Start of TEXT
In order to track work generated, scouted, and recommended by the Artistic Caucus, the theatres needed to create a shared information system integrated with an efficient, accessible documentation process.

The Database

The Cuatro contracted creative producer Sophie Blumberg in January 2022 to create an Airtable database. (Most of the theatres already used the platform for literary management.) While the database would initially be separate, the Cuatro wanted to eventually incorporate the data into each institution’s Airtable, creating a reciprocal flow of information and avoiding duplicate work.

One of the highest design priorities was a range of data exportation options to serve all four theatres, as well as the idiosyncratic needs of their artistic directors. The Cuatro wanted to visibly communicate the volume and variety of work under consideration, while also easily isolating data for specific inquiries. In addition to creating custom reports, the database was also designed to generate automated email digests summarizing recent data additions.

The first draft of the database was finished in April. The Caucus tested and troubleshot the evaluation submission process. They raised important confidentiality questions: would their internal notes and observations be available for future Caucus members to read? What would happen if an artist stumbled across old reports reviewing their work? To protect the integrity of the Caucus’ work, it was decided that future members would not have access to past evaluations.

As the database arrived relatively late in the Caucus’ tenure, there wasn’t adequate time for training or meaningful implementation into their reporting process. Harnessing its untapped potential and integration into each theatre’s existing tracking systems will be a focus of the program’s second year.

The Documentation

As the database’s design and functionality took shape, the Caucus and the Cuatro worked through the knotty documentation process.

At the start of the program, Caucus members recorded their scouting experiences using a Google form. But as the year went on, writing formal reports became an administrative burden. There were concerns that the time-consuming activity fell outside the Caucus’ weekly 10-hour commitment. Some Caucus members also expressed that a writing-heavy evaluation process was inaccessible and at odds with the initiative’s stated interest in “decentering the written word,” as people process and convey information in a variety of ways, including but not exclusively through writing.

The Cuatro and the Caucus both desired an efficient but accommodating system to record essential information, respect time, and foreground accessibility while recognizing the existing bandwidth strains on both parties. Mansoor proposed rotating live note-taking during the biweekly meetings: as Caucus members pitched artists or shared reflections, another member would capture the information. This allowed the Caucus to equitably share documentation responsibilities and reduce their report-writing time outside of meetings.
End of TEXT
§ **WRITTEN TASKS**:
[1] Print the records unchanged, from the line with "more-icon[interactable]: ••• [2539,59,2553,73]" to the line with "rail-apps[interactable]: Apps [1431,358,1488,385]", including both of those lines.
[2] Carry on the text about the Artistic Caucus's database and documentation process from the point where it stops.
Start of STORED ROWS
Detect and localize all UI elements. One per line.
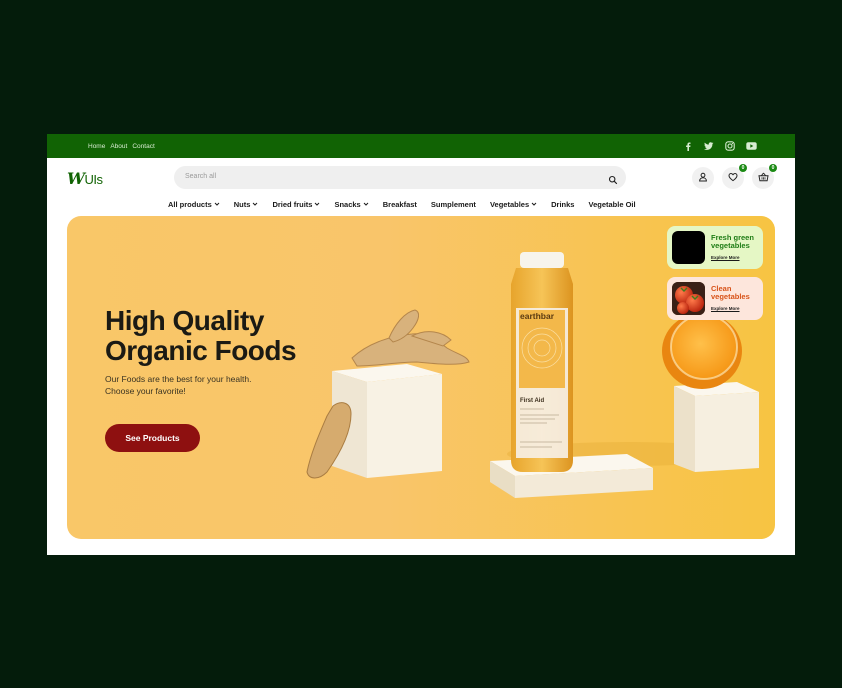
nav-item-label: Vegetables (489, 199, 530, 209)
category-nav: All products Nuts Dried fruits Snacks Breakf… (168, 198, 636, 210)
hero-subtitle-line-2: Choose your favorite! (105, 386, 186, 396)
hero-title-line-2: Organic Foods (105, 335, 297, 366)
user-icon (698, 169, 708, 187)
contact-link[interactable]: Contact (132, 143, 154, 150)
account-button[interactable] (692, 167, 714, 189)
promo-card-fresh-vegetables[interactable]: Fresh green vegetables Explore More (667, 226, 763, 269)
nav-item-label: Drinks (551, 199, 575, 209)
see-products-button[interactable]: See Products (105, 424, 200, 452)
nav-item-snacks[interactable]: Snacks (334, 199, 369, 209)
twitter-icon[interactable] (703, 140, 715, 152)
explore-more-link[interactable]: Explore More (711, 255, 740, 260)
bottle-brand-label: earthbar (520, 311, 555, 321)
instagram-icon[interactable] (724, 140, 736, 152)
hero-title: High Quality Organic Foods (105, 305, 297, 366)
hero-title-line-1: High Quality (105, 305, 264, 336)
basket-icon (757, 169, 769, 187)
logo-mark: W (67, 169, 85, 188)
browser-page: Home About Contact WUIs Search all 0 0 A… (47, 134, 795, 555)
promo-image-tomatoes (672, 282, 705, 315)
nav-item-vegetable-oil[interactable]: Vegetable Oil (588, 200, 635, 209)
nav-item-breakfast[interactable]: Breakfast (383, 200, 417, 209)
nav-item-label: Sumplement (430, 199, 476, 209)
chevron-down-icon (363, 202, 369, 206)
chevron-down-icon (214, 202, 220, 206)
nav-item-label: All products (168, 199, 212, 209)
search-bar[interactable]: Search all (174, 166, 626, 189)
top-bar: Home About Contact (47, 134, 795, 158)
chevron-down-icon (315, 202, 320, 206)
hero-subtitle: Our Foods are the best for your health. … (105, 373, 295, 397)
facebook-icon[interactable] (682, 140, 694, 152)
nav-item-sumplement[interactable]: Sumplement (431, 200, 476, 209)
bottle-flavor-label: First Aid (520, 398, 544, 404)
cart-count-badge: 0 (769, 164, 777, 172)
social-links (682, 134, 757, 158)
hero-banner: earthbar First Aid High Quality Organic … (67, 216, 775, 539)
promo-title: Clean vegetables (711, 284, 750, 301)
nav-item-vegetables[interactable]: Vegetables (490, 200, 537, 209)
cart-button[interactable]: 0 (752, 164, 777, 189)
nav-item-all-products[interactable]: All products (168, 200, 220, 209)
promo-image-vegetables (672, 231, 705, 264)
nav-item-drinks[interactable]: Drinks (551, 200, 574, 209)
nav-item-label: Nuts (233, 199, 251, 209)
nav-item-dried-fruits[interactable]: Dried fruits (272, 200, 320, 209)
youtube-icon[interactable] (745, 140, 757, 152)
search-input[interactable]: Search all (185, 173, 216, 180)
chevron-down-icon (253, 202, 258, 206)
heart-icon (728, 169, 738, 187)
nav-item-label: Dried fruits (272, 199, 313, 209)
wishlist-button[interactable]: 0 (722, 164, 747, 189)
explore-more-link[interactable]: Explore More (711, 306, 740, 311)
nav-item-label: Breakfast (382, 199, 417, 209)
top-links: Home About Contact (88, 134, 155, 158)
about-link[interactable]: About (110, 143, 127, 150)
nav-item-nuts[interactable]: Nuts (234, 200, 259, 209)
wishlist-count-badge: 0 (739, 164, 747, 172)
nav-item-label: Snacks (334, 199, 361, 209)
hero-subtitle-line-1: Our Foods are the best for your health. (105, 374, 252, 384)
search-icon[interactable] (608, 172, 618, 185)
chevron-down-icon (531, 202, 537, 206)
logo[interactable]: WUIs (67, 169, 103, 189)
promo-title: Fresh green vegetables (711, 233, 754, 250)
home-link[interactable]: Home (88, 143, 105, 150)
logo-text: UIs (84, 172, 103, 187)
nav-item-label: Vegetable Oil (588, 199, 636, 209)
promo-card-clean-vegetables[interactable]: Clean vegetables Explore More (667, 277, 763, 320)
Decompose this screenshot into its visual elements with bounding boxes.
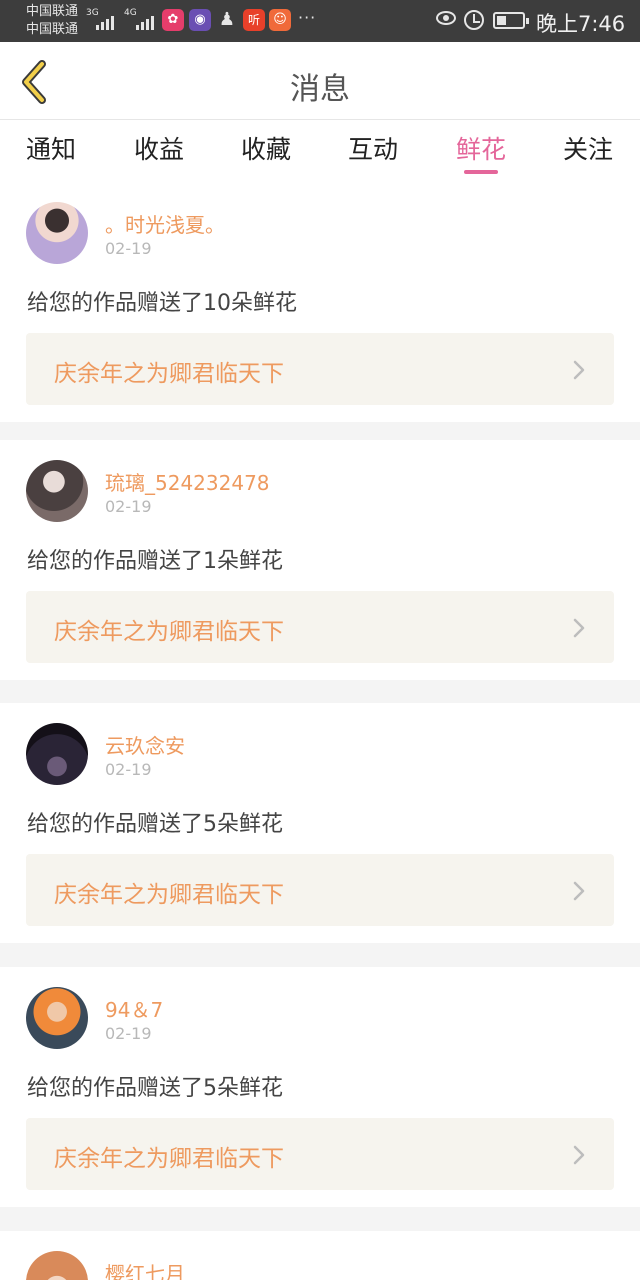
battery-icon bbox=[493, 12, 529, 29]
signal-strength-icon bbox=[96, 12, 114, 30]
username[interactable]: 。时光浅夏。 bbox=[105, 209, 225, 238]
network-type-2: 4G bbox=[124, 8, 137, 18]
list-item: 樱红七月 bbox=[0, 1231, 640, 1280]
clock: 晚上7:46 bbox=[536, 12, 626, 36]
tab-flowers[interactable]: 鲜花 bbox=[456, 130, 506, 166]
chevron-right-icon bbox=[573, 360, 585, 380]
avatar[interactable] bbox=[26, 1251, 88, 1280]
carrier-labels: 中国联通 中国联通 bbox=[26, 3, 78, 39]
tab-notifications[interactable]: 通知 bbox=[26, 130, 76, 166]
username[interactable]: 琉璃_524232478 bbox=[105, 467, 270, 496]
tab-bar: 通知 收益 收藏 互动 鲜花 关注 bbox=[0, 120, 640, 182]
more-notifications-icon: ··· bbox=[298, 8, 317, 27]
work-link[interactable]: 庆余年之为卿君临天下 bbox=[26, 333, 614, 405]
date: 02-19 bbox=[105, 1024, 152, 1043]
signal-strength-icon-2 bbox=[136, 12, 154, 30]
app-notification-icon-2: ◉ bbox=[189, 9, 211, 31]
tab-favorites[interactable]: 收藏 bbox=[241, 130, 291, 166]
eye-comfort-icon bbox=[436, 11, 456, 25]
message-text: 给您的作品赠送了5朵鲜花 bbox=[27, 1076, 283, 1101]
nav-bar: 消息 bbox=[0, 42, 640, 120]
tab-earnings[interactable]: 收益 bbox=[134, 130, 184, 166]
work-title: 庆余年之为卿君临天下 bbox=[54, 1146, 284, 1172]
chevron-right-icon bbox=[573, 618, 585, 638]
work-title: 庆余年之为卿君临天下 bbox=[54, 619, 284, 645]
carrier-2: 中国联通 bbox=[26, 22, 79, 37]
app-notification-icon-3: ☺ bbox=[269, 9, 291, 31]
qq-penguin-icon: ♟ bbox=[218, 9, 236, 30]
list-item: 。时光浅夏。 02-19 给您的作品赠送了10朵鲜花 庆余年之为卿君临天下 bbox=[0, 182, 640, 422]
date: 02-19 bbox=[105, 760, 152, 779]
work-link[interactable]: 庆余年之为卿君临天下 bbox=[26, 591, 614, 663]
list-item: 94＆7 02-19 给您的作品赠送了5朵鲜花 庆余年之为卿君临天下 bbox=[0, 967, 640, 1207]
tab-follows[interactable]: 关注 bbox=[563, 130, 613, 166]
alarm-icon bbox=[464, 10, 484, 30]
username[interactable]: 樱红七月 bbox=[105, 1258, 185, 1280]
status-bar: 中国联通 中国联通 3G 4G ✿ ◉ ♟ 听 ☺ ··· 晚上7:46 bbox=[0, 0, 640, 42]
avatar[interactable] bbox=[26, 987, 88, 1049]
list-item: 琉璃_524232478 02-19 给您的作品赠送了1朵鲜花 庆余年之为卿君临… bbox=[0, 440, 640, 680]
username[interactable]: 94＆7 bbox=[105, 994, 163, 1023]
chevron-right-icon bbox=[573, 881, 585, 901]
page-title: 消息 bbox=[290, 72, 350, 107]
avatar[interactable] bbox=[26, 202, 88, 264]
active-tab-indicator bbox=[464, 170, 498, 174]
chevron-right-icon bbox=[573, 1145, 585, 1165]
avatar[interactable] bbox=[26, 460, 88, 522]
date: 02-19 bbox=[105, 239, 152, 258]
tab-interactions[interactable]: 互动 bbox=[348, 130, 398, 166]
work-title: 庆余年之为卿君临天下 bbox=[54, 882, 284, 908]
work-title: 庆余年之为卿君临天下 bbox=[54, 361, 284, 387]
message-text: 给您的作品赠送了10朵鲜花 bbox=[27, 291, 297, 316]
work-link[interactable]: 庆余年之为卿君临天下 bbox=[26, 854, 614, 926]
work-link[interactable]: 庆余年之为卿君临天下 bbox=[26, 1118, 614, 1190]
message-text: 给您的作品赠送了1朵鲜花 bbox=[27, 549, 283, 574]
ting-app-icon: 听 bbox=[243, 9, 265, 31]
date: 02-19 bbox=[105, 497, 152, 516]
avatar[interactable] bbox=[26, 723, 88, 785]
app-notification-icon-1: ✿ bbox=[162, 9, 184, 31]
carrier-1: 中国联通 bbox=[26, 4, 79, 19]
message-text: 给您的作品赠送了5朵鲜花 bbox=[27, 812, 283, 837]
list-item: 云玖念安 02-19 给您的作品赠送了5朵鲜花 庆余年之为卿君临天下 bbox=[0, 703, 640, 943]
username[interactable]: 云玖念安 bbox=[105, 730, 185, 759]
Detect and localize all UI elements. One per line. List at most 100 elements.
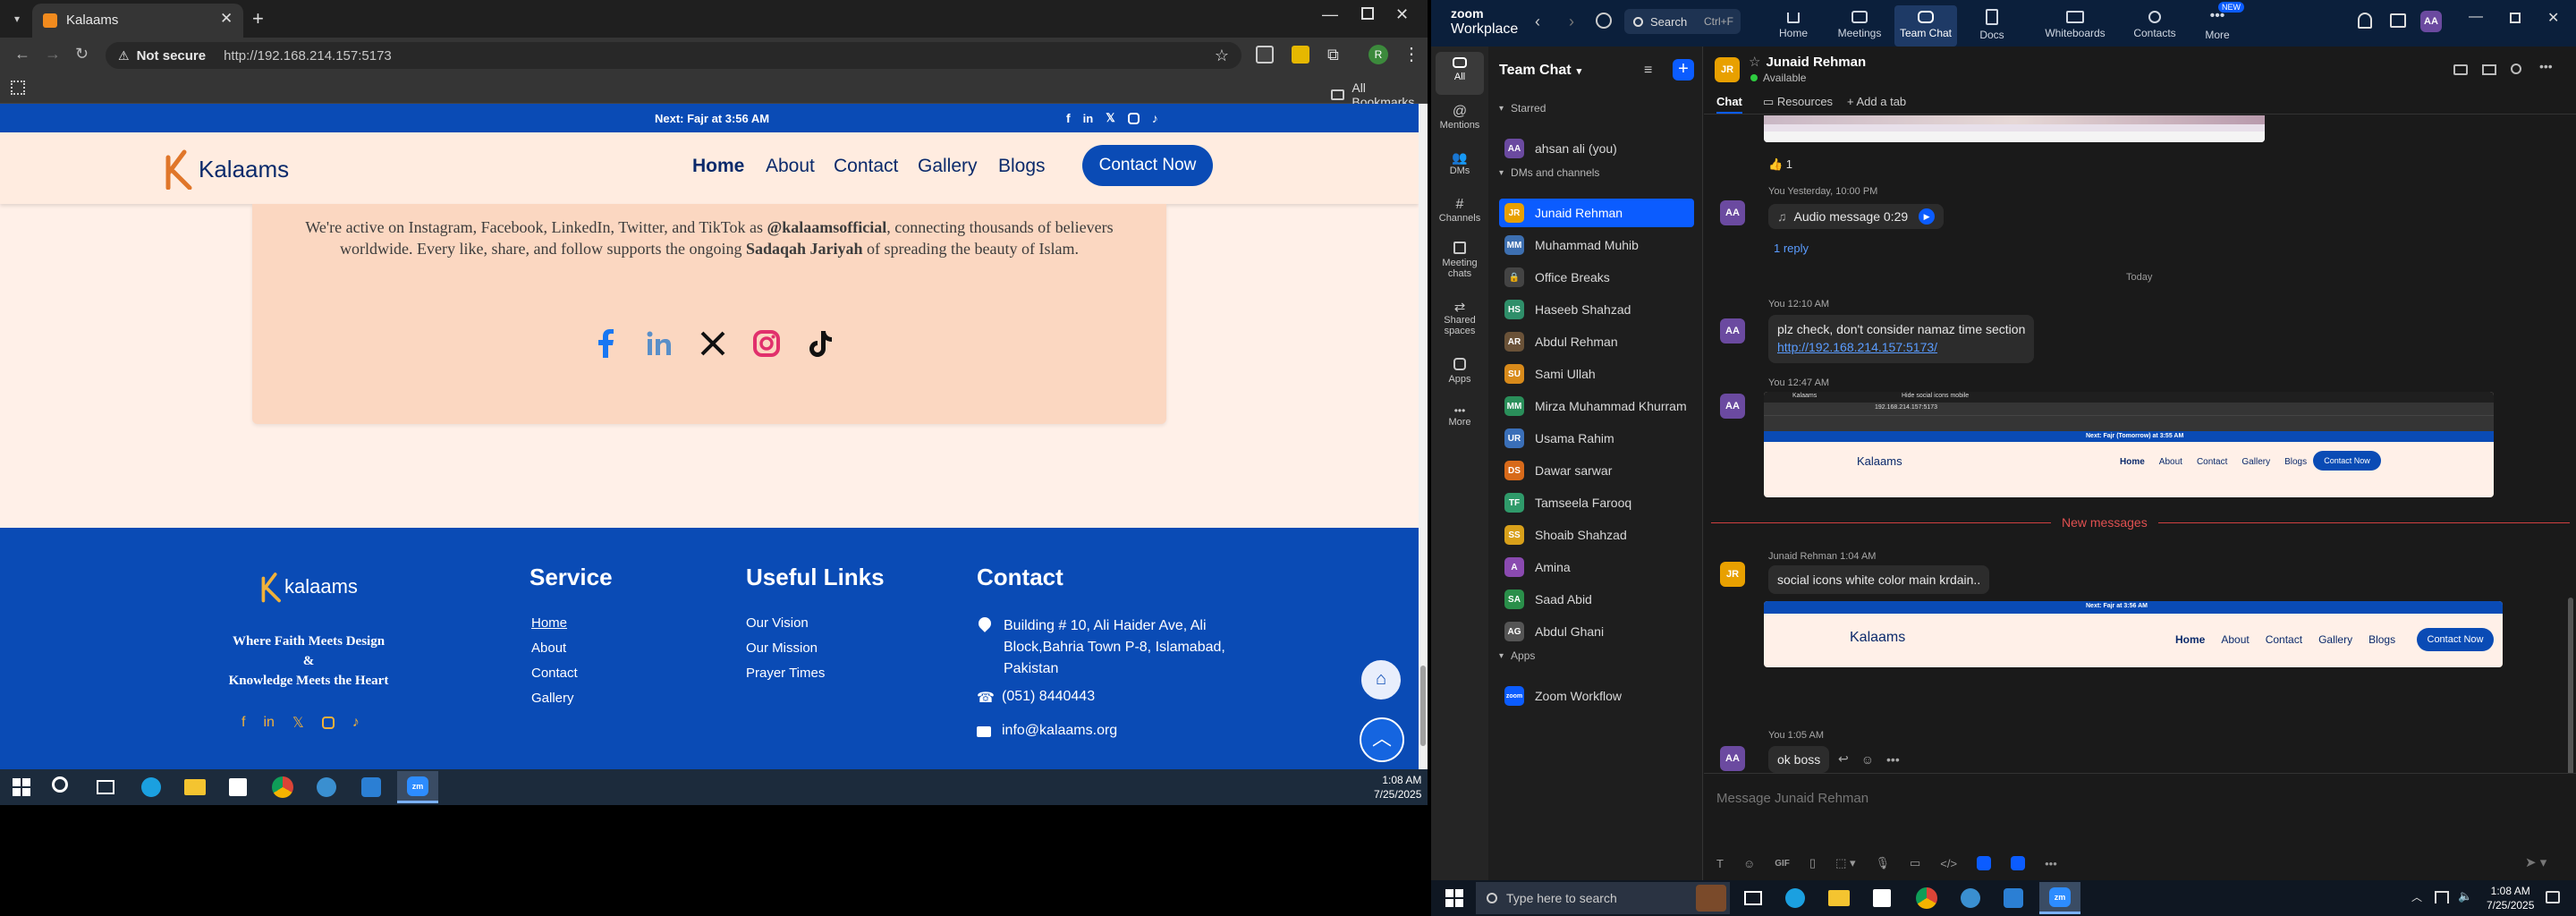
more-icon[interactable]: ••• [2539,59,2553,73]
footer-link-contact[interactable]: Contact [531,666,578,681]
site-logo[interactable]: Kalaams [163,148,289,190]
tab-search-chevron-icon[interactable]: ▾ [7,9,27,29]
restore-icon[interactable] [2510,13,2521,23]
shared-screenshot-1[interactable]: Kalaams Hide social icons mobile 192.168… [1764,392,2494,497]
facebook-icon[interactable]: f [242,715,245,731]
chrome-menu-icon[interactable]: ⋮ [1402,43,1420,65]
minimize-icon[interactable]: — [2469,9,2483,25]
footer-link-gallery[interactable]: Gallery [531,691,574,706]
rail-channels[interactable]: # Channels [1431,197,1488,224]
store-icon[interactable] [229,778,247,796]
close-tab-icon[interactable]: ✕ [220,10,233,28]
nav-gallery[interactable]: Gallery [918,156,978,177]
notification-center-icon[interactable] [2546,891,2560,903]
tiktok-icon[interactable]: ♪ [352,715,360,731]
filter-icon[interactable]: ≡ [1644,63,1652,79]
rail-apps[interactable]: Apps [1431,358,1488,385]
footer-link-prayer-times[interactable]: Prayer Times [746,666,825,681]
zoom-search-box[interactable]: Search Ctrl+F [1624,9,1741,34]
close-window-icon[interactable]: ✕ [1395,5,1409,24]
browser-tab-kalaams[interactable]: Kalaams ✕ [32,4,243,38]
footer-link-about[interactable]: About [531,640,566,656]
facebook-icon[interactable] [594,329,619,358]
x-twitter-icon[interactable]: 𝕏 [292,714,304,732]
windows-start-icon[interactable] [1445,889,1463,907]
edge-icon[interactable] [1785,888,1805,908]
zoom-nav-meetings[interactable]: Meetings [1828,5,1891,39]
linkedin-icon[interactable]: in [1083,112,1094,125]
extensions-puzzle-icon[interactable]: ⧉ [1327,46,1339,64]
x-twitter-icon[interactable]: 𝕏 [1106,111,1114,125]
app-blue-icon[interactable] [1977,856,1992,870]
list-section-header[interactable]: ▾ Starred [1499,102,1546,114]
scroll-top-outline-button[interactable]: ⌂ [1360,658,1402,701]
chrome-icon[interactable] [1916,887,1937,909]
task-view-icon[interactable] [97,780,114,794]
notifications-icon[interactable] [2358,13,2372,29]
footer-link-mission[interactable]: Our Mission [746,640,818,656]
vscode-icon[interactable] [2004,888,2023,908]
taskbar-clock[interactable]: 1:08 AM 7/25/2025 [2487,884,2534,912]
file-icon[interactable]: ▯ [1809,856,1816,870]
rail-mentions[interactable]: @ Mentions [1431,104,1488,131]
zoom-nav-whiteboards[interactable]: Whiteboards [2039,5,2111,39]
reply-icon[interactable]: ↩ [1838,751,1849,767]
chat-list-item[interactable]: A Amina [1499,553,1694,581]
zoom-nav-contacts[interactable]: Contacts [2123,5,2186,39]
screen-share-icon[interactable] [2482,64,2496,75]
instagram-icon[interactable] [753,330,780,357]
zoom-nav-more[interactable]: NEW ••• More [2186,2,2249,41]
screenshot-icon[interactable]: ⬚ ▾ [1835,856,1855,870]
chat-list-item[interactable]: SU Sami Ullah [1499,360,1694,388]
minimize-icon[interactable]: — [1322,5,1338,24]
tab-chat[interactable]: Chat [1716,95,1742,114]
task-view-icon[interactable] [1744,891,1762,905]
profile-avatar[interactable]: R [1368,45,1388,64]
video-message-icon[interactable]: ▭ [1910,856,1920,870]
x-twitter-icon[interactable] [699,330,726,357]
reload-icon[interactable]: ↻ [75,45,89,64]
chat-list-item[interactable]: MM Mirza Muhammad Khurram [1499,392,1694,420]
nav-about[interactable]: About [766,156,815,177]
zoom-taskbar-icon[interactable]: zm [397,771,438,803]
chat-list-item[interactable]: JR Junaid Rehman [1499,199,1694,227]
list-section-header[interactable]: ▾ Apps [1499,649,1535,662]
chat-list-item[interactable]: AG Abdul Ghani [1499,617,1694,646]
chat-list-item[interactable]: AR Abdul Rehman [1499,327,1694,356]
taskbar-search-box[interactable]: Type here to search [1476,882,1730,914]
taskbar-clock[interactable]: 1:08 AM 7/25/2025 [1374,773,1421,802]
reaction-thumbs-up[interactable]: 👍 1 [1768,157,1792,172]
message-link[interactable]: http://192.168.214.157:5173/ [1777,340,2025,354]
close-window-icon[interactable]: ✕ [2547,9,2559,27]
tray-chevron-icon[interactable]: ︿ [2411,889,2422,904]
history-icon[interactable] [1596,13,1612,29]
restore-icon[interactable] [1361,7,1374,20]
app-blue-icon-2[interactable] [2011,856,2026,870]
volume-icon[interactable]: 🔈 [2458,889,2472,903]
forward-icon[interactable]: › [1569,13,1574,31]
page-scrollbar[interactable] [1419,104,1428,769]
microphone-icon[interactable]: 🎙 [1875,856,1890,870]
nav-blogs[interactable]: Blogs [998,156,1046,177]
file-explorer-icon[interactable] [1828,890,1850,906]
address-bar[interactable]: ⚠ Not secure http://192.168.214.157:5173… [106,42,1241,69]
chat-list-item[interactable]: HS Haseeb Shahzad [1499,295,1694,324]
rail-more[interactable]: ••• More [1431,404,1488,428]
apps-grid-icon[interactable] [11,81,25,95]
rail-dms[interactable]: 👥 DMs [1431,150,1488,176]
windows-start-icon[interactable] [13,778,30,796]
linkedin-icon[interactable]: in [263,715,274,731]
nav-contact[interactable]: Contact [834,156,898,177]
tiktok-icon[interactable]: ♪ [1152,111,1158,125]
instagram-icon[interactable] [321,717,335,729]
back-icon[interactable]: ‹ [1535,13,1540,31]
shared-screenshot-partial[interactable] [1764,115,2265,142]
edge-icon[interactable] [141,777,161,797]
footer-logo[interactable]: kalaams [259,571,358,603]
app-icon[interactable] [1961,888,1980,908]
list-section-header[interactable]: ▾ DMs and channels [1499,166,1599,179]
footer-link-vision[interactable]: Our Vision [746,615,809,631]
linkedin-icon[interactable] [646,330,673,357]
zoom-nav-home[interactable]: Home [1762,5,1825,39]
scrollbar-thumb[interactable] [1420,666,1426,746]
End of STORED ROWS
§ **ANSWERS GIVEN**:
[1]
more-icon[interactable]: ••• [2539,59,2553,73]
footer-link-contact[interactable]: Contact [531,666,578,681]
site-logo[interactable]: Kalaams [163,148,289,190]
tab-search-chevron-icon[interactable]: ▾ [7,9,27,29]
restore-icon[interactable] [2510,13,2521,23]
shared-screenshot-1[interactable]: Kalaams Hide social icons mobile 192.168… [1764,392,2494,497]
facebook-icon[interactable]: f [242,715,245,731]
chrome-menu-icon[interactable]: ⋮ [1402,43,1420,65]
minimize-icon[interactable]: — [2469,9,2483,25]
footer-link-gallery[interactable]: Gallery [531,691,574,706]
rail-channels[interactable]: # Channels [1431,197,1488,224]
store-icon[interactable] [229,778,247,796]
close-tab-icon[interactable]: ✕ [220,10,233,28]
nav-gallery[interactable]: Gallery [918,156,978,177]
notification-center-icon[interactable] [2546,891,2560,903]
tiktok-icon[interactable]: ♪ [352,715,360,731]
filter-icon[interactable]: ≡ [1644,63,1652,79]
rail-apps[interactable]: Apps [1431,358,1488,385]

[2]
***VII. First Year Learnings

  1. This Is a Long Game
    A massive component of institutional artistic planning is building long-term relationships. Season planning can feel like a sprint, but it’s really a marathon, nurturing collaborations that may take years to bloom. The Artistic Caucus created a space adjacent to but separate from the annual mad dash to season announcement, focusing instead on planting seeds for the future. The program’s impact was about creating possibility and creative longevity, brokering introductions with a veritable trove of under-the-radar artists across the country. It reframed season planning as its own valuable generative process.
     
  2. Disruption via Expansion
    Creating a new avenue for independent artists to pitch projects expanded each theatre’s relational circles. Bypassing agents and the usual pipeline of New York and festival exports diversified the range of work under consideration. The program was also an experiment in creating ongoing, paid work for freelance artists at institutions. Several Caucus members noted the compensation was a boon for their finances and artistry, alleviating stress over living expenses and enabling their creative work. And while the crux of Caucus activities revolved around advocacy and deep-thinking, the program allowed these artists to build their own individual relationships with the theatres as artists. (One artistic director commented, near the end of the program, that they were ready to work more deeply with each Caucus member and that these connections were the initiative’s greatest success.)

The program purposefully centered the artists’ experience, but the theatres needed time to identify and articulate their goals for the Caucus in terms of duties and deliverables.

3. Bandwidth Struggle Is Real

Creating, managing, and participating in the Artistic Caucus was a labor-intensive process. All parties often remarked they were “building the plane as they were flying it,” which required additional agility.

The combination of onboarding, constant agenda planning and goal-setting, and the flexibility needed to rework policies, required significant investment from the Cuatro. They acknowledged that setting expectations early, especially around administrative responsibilities, was necessary for future Caucus iterations. There were also several components of the program—the database training and incorporation, integrating script reading into the Caucus’ work—that weren’t activated due to scheduling and bandwidth.

The Caucus members also faced time constraints. As the year progressed, Caucus attendance at biweekly meetings decreased due to various conflicts. (The biweeklys were scheduled on Friday afternoons; travel logistics and rehearsal schedules made achieving quorum difficult, which led to less dynamic meetings.) Some members noted that generating reports felt like it was about hitting quotas; simultaneously, there was a real need and desire among the Cuatro to retain information and archive the Caucus’ work.

Capacity issues complicated the feedback process. The Caucus didn’t always receive responses on their reports or pitches, due to the jam-packed schedules of the Cuatro and artistic directors. Creating a sustainable communication loop was an acknowledged area for improvement.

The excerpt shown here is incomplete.